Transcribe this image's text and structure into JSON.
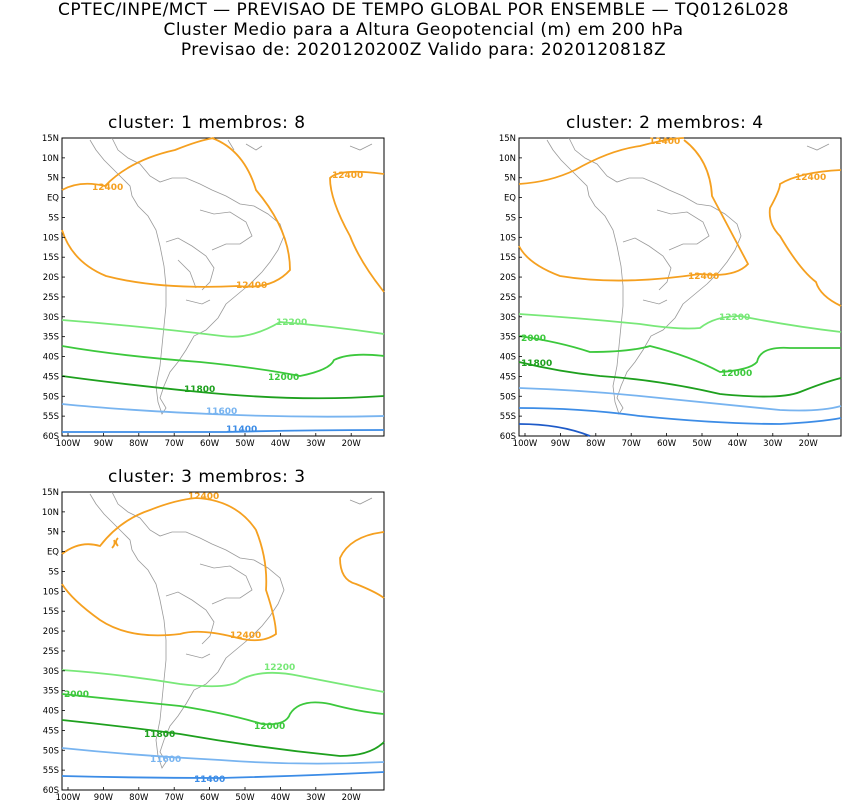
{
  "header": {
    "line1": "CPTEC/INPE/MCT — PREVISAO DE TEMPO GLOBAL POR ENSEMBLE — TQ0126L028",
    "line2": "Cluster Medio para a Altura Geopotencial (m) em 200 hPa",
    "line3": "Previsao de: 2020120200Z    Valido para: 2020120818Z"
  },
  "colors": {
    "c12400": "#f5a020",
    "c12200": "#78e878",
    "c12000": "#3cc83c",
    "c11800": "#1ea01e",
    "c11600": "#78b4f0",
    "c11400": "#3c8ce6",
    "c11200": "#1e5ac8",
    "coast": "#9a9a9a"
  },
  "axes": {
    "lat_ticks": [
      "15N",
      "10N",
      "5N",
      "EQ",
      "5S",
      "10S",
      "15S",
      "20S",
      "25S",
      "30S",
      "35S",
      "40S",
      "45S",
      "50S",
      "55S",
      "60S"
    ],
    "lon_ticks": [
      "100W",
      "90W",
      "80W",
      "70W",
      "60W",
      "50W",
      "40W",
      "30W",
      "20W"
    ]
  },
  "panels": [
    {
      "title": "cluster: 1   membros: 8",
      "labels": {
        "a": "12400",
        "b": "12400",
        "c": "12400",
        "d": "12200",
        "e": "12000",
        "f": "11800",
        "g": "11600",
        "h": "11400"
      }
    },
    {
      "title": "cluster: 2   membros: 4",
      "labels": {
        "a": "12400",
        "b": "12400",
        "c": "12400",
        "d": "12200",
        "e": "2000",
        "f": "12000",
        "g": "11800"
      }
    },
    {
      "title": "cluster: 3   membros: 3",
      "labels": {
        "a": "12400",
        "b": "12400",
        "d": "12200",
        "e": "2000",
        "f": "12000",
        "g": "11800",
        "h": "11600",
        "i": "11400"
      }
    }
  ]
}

* * *

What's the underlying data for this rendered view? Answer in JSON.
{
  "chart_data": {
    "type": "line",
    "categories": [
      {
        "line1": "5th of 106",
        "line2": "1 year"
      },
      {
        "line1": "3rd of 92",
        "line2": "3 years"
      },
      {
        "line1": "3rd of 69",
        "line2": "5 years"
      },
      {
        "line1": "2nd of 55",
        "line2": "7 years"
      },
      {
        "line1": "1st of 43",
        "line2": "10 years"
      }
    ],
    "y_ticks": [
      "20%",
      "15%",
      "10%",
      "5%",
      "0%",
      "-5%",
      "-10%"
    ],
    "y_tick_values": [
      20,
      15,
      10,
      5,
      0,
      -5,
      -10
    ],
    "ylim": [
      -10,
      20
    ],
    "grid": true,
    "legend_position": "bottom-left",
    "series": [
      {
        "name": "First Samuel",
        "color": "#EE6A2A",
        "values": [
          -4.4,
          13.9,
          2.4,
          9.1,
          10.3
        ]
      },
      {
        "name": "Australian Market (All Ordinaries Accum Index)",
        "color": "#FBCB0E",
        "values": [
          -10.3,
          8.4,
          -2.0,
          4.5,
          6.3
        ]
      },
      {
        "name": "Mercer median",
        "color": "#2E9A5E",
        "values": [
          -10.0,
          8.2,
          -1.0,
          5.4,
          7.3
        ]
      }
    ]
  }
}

* * *

• **Task**
Check each line of the records above for "para", and copy those that have it.

• **Written answer**
    "line2": "Cluster Medio para a Altura Geopotencial (m) em 200 hPa",
    "line3": "Previsao de: 2020120200Z    Valido para: 2020120818Z"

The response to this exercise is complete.